— START RECORDS TO USE —
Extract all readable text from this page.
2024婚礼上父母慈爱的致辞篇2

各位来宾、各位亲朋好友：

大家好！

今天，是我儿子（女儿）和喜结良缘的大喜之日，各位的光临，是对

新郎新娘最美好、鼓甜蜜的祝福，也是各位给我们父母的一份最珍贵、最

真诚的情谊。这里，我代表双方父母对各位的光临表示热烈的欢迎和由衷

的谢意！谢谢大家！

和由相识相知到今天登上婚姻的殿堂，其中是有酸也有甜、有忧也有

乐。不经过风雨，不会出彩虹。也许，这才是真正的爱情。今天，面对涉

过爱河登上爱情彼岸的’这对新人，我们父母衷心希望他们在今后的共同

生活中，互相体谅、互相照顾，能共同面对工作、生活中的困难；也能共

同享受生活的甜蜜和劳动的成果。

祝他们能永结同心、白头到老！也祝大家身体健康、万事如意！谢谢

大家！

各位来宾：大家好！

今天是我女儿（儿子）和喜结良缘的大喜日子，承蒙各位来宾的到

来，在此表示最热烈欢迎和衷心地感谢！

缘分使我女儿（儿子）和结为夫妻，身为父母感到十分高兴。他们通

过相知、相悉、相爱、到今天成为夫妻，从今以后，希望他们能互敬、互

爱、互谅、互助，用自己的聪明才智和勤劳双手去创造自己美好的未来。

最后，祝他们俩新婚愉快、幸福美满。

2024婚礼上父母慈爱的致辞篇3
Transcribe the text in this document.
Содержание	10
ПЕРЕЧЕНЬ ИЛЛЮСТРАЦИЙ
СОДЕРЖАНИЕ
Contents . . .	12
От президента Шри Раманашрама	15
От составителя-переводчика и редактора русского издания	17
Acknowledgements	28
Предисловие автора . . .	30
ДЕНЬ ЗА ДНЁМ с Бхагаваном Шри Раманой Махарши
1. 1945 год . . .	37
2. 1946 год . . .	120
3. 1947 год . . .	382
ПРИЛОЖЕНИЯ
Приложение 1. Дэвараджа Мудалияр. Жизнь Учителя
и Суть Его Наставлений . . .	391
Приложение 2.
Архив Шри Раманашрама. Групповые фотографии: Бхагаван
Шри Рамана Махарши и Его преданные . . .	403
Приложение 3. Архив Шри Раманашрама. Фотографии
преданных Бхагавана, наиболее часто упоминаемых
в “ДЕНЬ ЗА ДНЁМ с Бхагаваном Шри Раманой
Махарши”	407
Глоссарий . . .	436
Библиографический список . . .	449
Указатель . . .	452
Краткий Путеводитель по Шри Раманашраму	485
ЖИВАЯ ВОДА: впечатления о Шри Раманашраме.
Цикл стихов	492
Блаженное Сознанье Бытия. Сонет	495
— END RECORDS TO USE —
_TASK TO CARRY OUT_. Exactly reproduce every line of the records.

_REPLY TO THE EXERCISE_.
Extract all readable text from this page.
2024婚礼上父母慈爱的致辞篇2

各位来宾、各位亲朋好友：

大家好！

今天，是我儿子（女儿）和喜结良缘的大喜之日，各位的光临，是对

新郎新娘最美好、鼓甜蜜的祝福，也是各位给我们父母的一份最珍贵、最

真诚的情谊。这里，我代表双方父母对各位的光临表示热烈的欢迎和由衷

的谢意！谢谢大家！

和由相识相知到今天登上婚姻的殿堂，其中是有酸也有甜、有忧也有

乐。不经过风雨，不会出彩虹。也许，这才是真正的爱情。今天，面对涉

过爱河登上爱情彼岸的’这对新人，我们父母衷心希望他们在今后的共同

生活中，互相体谅、互相照顾，能共同面对工作、生活中的困难；也能共

同享受生活的甜蜜和劳动的成果。

祝他们能永结同心、白头到老！也祝大家身体健康、万事如意！谢谢

大家！

各位来宾：大家好！

今天是我女儿（儿子）和喜结良缘的大喜日子，承蒙各位来宾的到

来，在此表示最热烈欢迎和衷心地感谢！

缘分使我女儿（儿子）和结为夫妻，身为父母感到十分高兴。他们通

过相知、相悉、相爱、到今天成为夫妻，从今以后，希望他们能互敬、互

爱、互谅、互助，用自己的聪明才智和勤劳双手去创造自己美好的未来。

最后，祝他们俩新婚愉快、幸福美满。

2024婚礼上父母慈爱的致辞篇3
Transcribe the text in this document.
Содержание	10
ПЕРЕЧЕНЬ ИЛЛЮСТРАЦИЙ
СОДЕРЖАНИЕ
Contents . . .	12
От президента Шри Раманашрама	15
От составителя-переводчика и редактора русского издания	17
Acknowledgements	28
Предисловие автора . . .	30
ДЕНЬ ЗА ДНЁМ с Бхагаваном Шри Раманой Махарши
1. 1945 год . . .	37
2. 1946 год . . .	120
3. 1947 год . . .	382
ПРИЛОЖЕНИЯ
Приложение 1. Дэвараджа Мудалияр. Жизнь Учителя
и Суть Его Наставлений . . .	391
Приложение 2.
Архив Шри Раманашрама. Групповые фотографии: Бхагаван
Шри Рамана Махарши и Его преданные . . .	403
Приложение 3. Архив Шри Раманашрама. Фотографии
преданных Бхагавана, наиболее часто упоминаемых
в “ДЕНЬ ЗА ДНЁМ с Бхагаваном Шри Раманой
Махарши”	407
Глоссарий . . .	436
Библиографический список . . .	449
Указатель . . .	452
Краткий Путеводитель по Шри Раманашраму	485
ЖИВАЯ ВОДА: впечатления о Шри Раманашраме.
Цикл стихов	492
Блаженное Сознанье Бытия. Сонет	495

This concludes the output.